YOUR GOAL
Reproduce the lines of the data below verbatim, omitting the pictures.

RAW RECORDS
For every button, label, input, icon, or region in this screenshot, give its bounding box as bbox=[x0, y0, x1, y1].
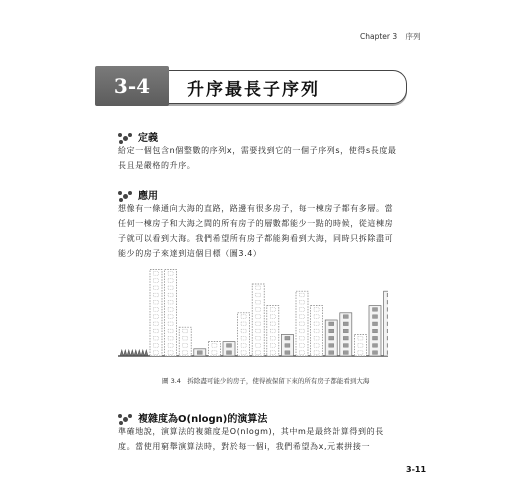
page-number: 3-11 bbox=[406, 465, 427, 474]
building-window bbox=[154, 279, 159, 283]
building-window bbox=[358, 336, 363, 340]
building-window bbox=[314, 351, 319, 355]
building-window bbox=[285, 344, 290, 348]
houses-illustration bbox=[118, 258, 388, 366]
building-window bbox=[256, 315, 261, 319]
building-window bbox=[241, 351, 246, 355]
building-window bbox=[154, 286, 159, 290]
building-window bbox=[154, 300, 159, 304]
building-2 bbox=[165, 270, 177, 356]
building-window bbox=[300, 351, 305, 355]
building-window bbox=[314, 336, 319, 340]
building-window bbox=[154, 322, 159, 326]
building-window bbox=[343, 336, 348, 340]
building-window bbox=[314, 315, 319, 319]
building-window bbox=[387, 351, 388, 355]
building-11 bbox=[296, 291, 308, 356]
building-window bbox=[154, 344, 159, 348]
building-window bbox=[343, 344, 348, 348]
building-window bbox=[256, 336, 261, 340]
building-window bbox=[387, 322, 388, 326]
definition-paragraph: 給定一個包含n個整數的序列x，需要找到它的一個子序列s，使得s長度最長且是嚴格的升序。 bbox=[118, 146, 397, 170]
building-window bbox=[256, 351, 261, 355]
algorithm-paragraph: 準確地說，演算法的複雜度是O(nlogm)，其中m是最終計算得到的長度。當使用窮舉演算法時，對於每一個i，我們希望為x,元素拼接一 bbox=[118, 427, 384, 451]
section-title-banner bbox=[95, 66, 405, 108]
section-number: 3-4 bbox=[95, 66, 169, 106]
building-window bbox=[270, 329, 275, 333]
molecule-icon bbox=[118, 191, 132, 201]
building-window bbox=[300, 308, 305, 312]
building-window bbox=[300, 322, 305, 326]
building-1 bbox=[150, 270, 162, 356]
building-window bbox=[373, 315, 378, 319]
building-window bbox=[329, 329, 334, 333]
building-15 bbox=[354, 334, 366, 356]
building-window bbox=[387, 336, 388, 340]
building-window bbox=[241, 344, 246, 348]
application-heading-text: 應用 bbox=[138, 191, 158, 202]
building-window bbox=[314, 308, 319, 312]
building-window bbox=[154, 336, 159, 340]
building-window bbox=[183, 344, 188, 348]
building-window bbox=[343, 322, 348, 326]
building-13 bbox=[325, 320, 337, 356]
building-window bbox=[300, 329, 305, 333]
section-title: 升序最長子序列 bbox=[187, 80, 320, 100]
building-10 bbox=[281, 334, 293, 356]
building-window bbox=[168, 279, 173, 283]
building-window bbox=[285, 336, 290, 340]
building-window bbox=[241, 336, 246, 340]
building-window bbox=[168, 329, 173, 333]
building-window bbox=[241, 315, 246, 319]
building-window bbox=[373, 336, 378, 340]
building-window bbox=[212, 344, 217, 348]
building-window bbox=[168, 286, 173, 290]
molecule-icon bbox=[118, 414, 132, 424]
building-window bbox=[270, 344, 275, 348]
building-window bbox=[387, 344, 388, 348]
building-window bbox=[300, 315, 305, 319]
chapter-label: Chapter 3 bbox=[360, 32, 398, 41]
building-window bbox=[256, 300, 261, 304]
building-window bbox=[373, 329, 378, 333]
building-9 bbox=[267, 306, 279, 356]
building-window bbox=[270, 315, 275, 319]
building-window bbox=[300, 300, 305, 304]
building-window bbox=[168, 272, 173, 276]
algorithm-heading bbox=[118, 410, 267, 425]
building-window bbox=[300, 336, 305, 340]
building-window bbox=[270, 336, 275, 340]
building-window bbox=[343, 315, 348, 319]
building-window bbox=[241, 329, 246, 333]
definition-heading bbox=[118, 129, 158, 144]
building-window bbox=[241, 322, 246, 326]
figure-3-4 bbox=[118, 258, 388, 366]
building-window bbox=[183, 336, 188, 340]
building-window bbox=[373, 308, 378, 312]
building-window bbox=[329, 336, 334, 340]
building-window bbox=[168, 293, 173, 297]
application-heading bbox=[118, 187, 158, 202]
building-window bbox=[314, 329, 319, 333]
building-14 bbox=[340, 313, 352, 356]
building-window bbox=[154, 315, 159, 319]
building-window bbox=[212, 351, 217, 355]
building-5 bbox=[208, 342, 220, 356]
running-header bbox=[360, 31, 421, 42]
building-window bbox=[168, 344, 173, 348]
building-window bbox=[270, 322, 275, 326]
building-window bbox=[270, 308, 275, 312]
building-window bbox=[358, 351, 363, 355]
building-window bbox=[256, 293, 261, 297]
building-17 bbox=[384, 291, 388, 356]
building-window bbox=[329, 344, 334, 348]
chapter-title: 序列 bbox=[405, 32, 421, 41]
building-window bbox=[168, 336, 173, 340]
grass-mark bbox=[120, 350, 148, 356]
building-window bbox=[373, 351, 378, 355]
building-window bbox=[387, 293, 388, 297]
building-16 bbox=[369, 306, 381, 356]
building-window bbox=[256, 329, 261, 333]
building-window bbox=[329, 351, 334, 355]
building-window bbox=[314, 344, 319, 348]
building-window bbox=[387, 300, 388, 304]
application-paragraph: 想像有一條通向大海的直路，路邊有很多房子，每一棟房子都有多層。當任何一棟房子和大海之間的所有房子的層數都能少一點的時候，從這棟房子就可以看到大海。我們希望所有房子都能夠看到大海，同時只拆除盡可能少的房子來達到這個目標（圖3.4） bbox=[118, 204, 394, 258]
building-window bbox=[300, 293, 305, 297]
building-12 bbox=[311, 306, 323, 356]
building-window bbox=[168, 351, 173, 355]
building-window bbox=[183, 329, 188, 333]
building-window bbox=[373, 344, 378, 348]
building-6 bbox=[223, 342, 235, 356]
building-window bbox=[256, 322, 261, 326]
algorithm-heading-text: 複雜度為O(nlogn)的演算法 bbox=[138, 414, 268, 425]
building-window bbox=[183, 351, 188, 355]
building-window bbox=[373, 322, 378, 326]
building-window bbox=[168, 300, 173, 304]
building-window bbox=[270, 351, 275, 355]
building-window bbox=[227, 351, 232, 355]
building-window bbox=[256, 308, 261, 312]
building-window bbox=[387, 329, 388, 333]
building-window bbox=[329, 322, 334, 326]
building-window bbox=[387, 315, 388, 319]
building-4 bbox=[194, 349, 206, 356]
building-window bbox=[154, 272, 159, 276]
building-window bbox=[168, 315, 173, 319]
building-window bbox=[168, 322, 173, 326]
building-window bbox=[154, 329, 159, 333]
building-window bbox=[154, 351, 159, 355]
molecule-icon bbox=[118, 133, 132, 143]
building-window bbox=[256, 286, 261, 290]
figure-caption: 圖 3.4 拆除盡可能少的房子，使得被保留下來的所有房子都能看到大海 bbox=[162, 377, 370, 385]
building-window bbox=[154, 293, 159, 297]
building-8 bbox=[252, 284, 264, 356]
building-outline bbox=[340, 313, 352, 356]
building-window bbox=[343, 351, 348, 355]
building-window bbox=[285, 351, 290, 355]
building-window bbox=[387, 308, 388, 312]
building-outline bbox=[238, 313, 250, 356]
building-window bbox=[154, 308, 159, 312]
building-window bbox=[314, 322, 319, 326]
building-window bbox=[168, 308, 173, 312]
building-window bbox=[227, 344, 232, 348]
building-3 bbox=[179, 327, 191, 356]
building-window bbox=[358, 344, 363, 348]
building-window bbox=[343, 329, 348, 333]
definition-heading-text: 定義 bbox=[138, 133, 158, 144]
building-window bbox=[197, 351, 202, 355]
building-window bbox=[256, 344, 261, 348]
building-7 bbox=[238, 313, 250, 356]
building-window bbox=[300, 344, 305, 348]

RESPONSE TO THIS EXERCISE
For every button, label, input, icon, or region in this screenshot, give its bounding box as bbox=[x0, y0, x1, y1].
page-number: 3-11 bbox=[406, 465, 427, 474]
building-window bbox=[154, 279, 159, 283]
building-window bbox=[358, 336, 363, 340]
building-window bbox=[314, 351, 319, 355]
building-window bbox=[285, 344, 290, 348]
houses-illustration bbox=[118, 258, 388, 366]
building-window bbox=[256, 315, 261, 319]
building-window bbox=[241, 351, 246, 355]
building-window bbox=[154, 286, 159, 290]
building-window bbox=[154, 300, 159, 304]
building-2 bbox=[165, 270, 177, 356]
building-window bbox=[300, 351, 305, 355]
building-window bbox=[314, 336, 319, 340]
building-window bbox=[154, 322, 159, 326]
building-window bbox=[343, 336, 348, 340]
building-window bbox=[314, 315, 319, 319]
building-window bbox=[387, 351, 388, 355]
building-11 bbox=[296, 291, 308, 356]
building-window bbox=[154, 344, 159, 348]
building-window bbox=[343, 344, 348, 348]
building-window bbox=[256, 336, 261, 340]
building-window bbox=[387, 322, 388, 326]
definition-paragraph: 給定一個包含n個整數的序列x，需要找到它的一個子序列s，使得s長度最長且是嚴格的升序。 bbox=[118, 146, 397, 170]
building-window bbox=[256, 351, 261, 355]
algorithm-paragraph: 準確地說，演算法的複雜度是O(nlogm)，其中m是最終計算得到的長度。當使用窮舉演算法時，對於每一個i，我們希望為x,元素拼接一 bbox=[118, 427, 384, 451]
section-title-banner bbox=[95, 66, 405, 108]
section-number: 3-4 bbox=[95, 66, 169, 106]
building-window bbox=[270, 329, 275, 333]
molecule-icon bbox=[118, 191, 132, 201]
building-window bbox=[300, 308, 305, 312]
building-window bbox=[300, 322, 305, 326]
building-1 bbox=[150, 270, 162, 356]
building-window bbox=[373, 315, 378, 319]
building-window bbox=[329, 329, 334, 333]
building-15 bbox=[354, 334, 366, 356]
building-window bbox=[387, 336, 388, 340]
building-window bbox=[241, 344, 246, 348]
application-heading-text: 應用 bbox=[138, 191, 158, 202]
building-window bbox=[314, 308, 319, 312]
building-window bbox=[154, 336, 159, 340]
building-window bbox=[183, 344, 188, 348]
building-window bbox=[343, 322, 348, 326]
building-13 bbox=[325, 320, 337, 356]
building-window bbox=[300, 329, 305, 333]
section-title: 升序最長子序列 bbox=[187, 80, 320, 100]
building-10 bbox=[281, 334, 293, 356]
building-window bbox=[168, 279, 173, 283]
building-window bbox=[285, 336, 290, 340]
building-window bbox=[241, 336, 246, 340]
building-window bbox=[168, 329, 173, 333]
building-window bbox=[241, 315, 246, 319]
building-window bbox=[373, 336, 378, 340]
building-window bbox=[212, 344, 217, 348]
building-window bbox=[168, 286, 173, 290]
molecule-icon bbox=[118, 414, 132, 424]
building-window bbox=[270, 344, 275, 348]
building-window bbox=[387, 344, 388, 348]
building-window bbox=[300, 315, 305, 319]
chapter-label: Chapter 3 bbox=[360, 32, 398, 41]
building-window bbox=[256, 300, 261, 304]
building-window bbox=[373, 329, 378, 333]
building-9 bbox=[267, 306, 279, 356]
building-window bbox=[270, 315, 275, 319]
building-window bbox=[300, 300, 305, 304]
building-window bbox=[168, 272, 173, 276]
algorithm-heading bbox=[118, 410, 267, 425]
building-window bbox=[300, 336, 305, 340]
building-window bbox=[270, 336, 275, 340]
building-window bbox=[343, 315, 348, 319]
building-window bbox=[241, 329, 246, 333]
definition-heading bbox=[118, 129, 158, 144]
building-window bbox=[241, 322, 246, 326]
figure-3-4 bbox=[118, 258, 388, 366]
building-window bbox=[183, 336, 188, 340]
building-window bbox=[373, 308, 378, 312]
building-window bbox=[329, 336, 334, 340]
building-window bbox=[168, 293, 173, 297]
application-heading bbox=[118, 187, 158, 202]
building-window bbox=[314, 329, 319, 333]
building-14 bbox=[340, 313, 352, 356]
building-window bbox=[154, 315, 159, 319]
building-window bbox=[212, 351, 217, 355]
building-5 bbox=[208, 342, 220, 356]
running-header bbox=[360, 31, 421, 42]
building-window bbox=[168, 344, 173, 348]
building-window bbox=[270, 322, 275, 326]
building-window bbox=[270, 308, 275, 312]
building-window bbox=[358, 351, 363, 355]
building-window bbox=[256, 293, 261, 297]
building-17 bbox=[384, 291, 388, 356]
building-window bbox=[329, 344, 334, 348]
chapter-title: 序列 bbox=[405, 32, 421, 41]
building-window bbox=[168, 336, 173, 340]
grass-mark bbox=[120, 350, 148, 356]
building-window bbox=[373, 351, 378, 355]
building-window bbox=[387, 293, 388, 297]
building-16 bbox=[369, 306, 381, 356]
building-window bbox=[256, 329, 261, 333]
building-window bbox=[329, 351, 334, 355]
building-window bbox=[314, 344, 319, 348]
building-window bbox=[387, 300, 388, 304]
application-paragraph: 想像有一條通向大海的直路，路邊有很多房子，每一棟房子都有多層。當任何一棟房子和大海之間的所有房子的層數都能少一點的時候，從這棟房子就可以看到大海。我們希望所有房子都能夠看到大海，同時只拆除盡可能少的房子來達到這個目標（圖3.4） bbox=[118, 204, 394, 258]
building-window bbox=[300, 293, 305, 297]
building-12 bbox=[311, 306, 323, 356]
building-window bbox=[168, 351, 173, 355]
building-window bbox=[183, 329, 188, 333]
building-window bbox=[373, 344, 378, 348]
building-6 bbox=[223, 342, 235, 356]
building-window bbox=[256, 322, 261, 326]
algorithm-heading-text: 複雜度為O(nlogn)的演算法 bbox=[138, 414, 268, 425]
building-window bbox=[183, 351, 188, 355]
building-window bbox=[373, 322, 378, 326]
building-window bbox=[168, 300, 173, 304]
building-window bbox=[270, 351, 275, 355]
building-window bbox=[227, 351, 232, 355]
building-window bbox=[256, 308, 261, 312]
building-window bbox=[387, 329, 388, 333]
building-window bbox=[329, 322, 334, 326]
building-window bbox=[387, 315, 388, 319]
building-4 bbox=[194, 349, 206, 356]
building-window bbox=[154, 272, 159, 276]
building-window bbox=[168, 315, 173, 319]
building-window bbox=[168, 322, 173, 326]
building-window bbox=[154, 329, 159, 333]
building-window bbox=[154, 351, 159, 355]
molecule-icon bbox=[118, 133, 132, 143]
building-window bbox=[256, 286, 261, 290]
figure-caption: 圖 3.4 拆除盡可能少的房子，使得被保留下來的所有房子都能看到大海 bbox=[162, 377, 370, 385]
building-window bbox=[154, 293, 159, 297]
building-8 bbox=[252, 284, 264, 356]
building-outline bbox=[340, 313, 352, 356]
building-window bbox=[343, 351, 348, 355]
building-window bbox=[285, 351, 290, 355]
building-window bbox=[387, 308, 388, 312]
building-outline bbox=[238, 313, 250, 356]
building-window bbox=[154, 308, 159, 312]
building-window bbox=[314, 322, 319, 326]
building-window bbox=[168, 308, 173, 312]
building-window bbox=[227, 344, 232, 348]
building-3 bbox=[179, 327, 191, 356]
building-window bbox=[358, 344, 363, 348]
building-window bbox=[343, 329, 348, 333]
definition-heading-text: 定義 bbox=[138, 133, 158, 144]
building-window bbox=[197, 351, 202, 355]
building-window bbox=[256, 344, 261, 348]
building-7 bbox=[238, 313, 250, 356]
building-window bbox=[300, 344, 305, 348]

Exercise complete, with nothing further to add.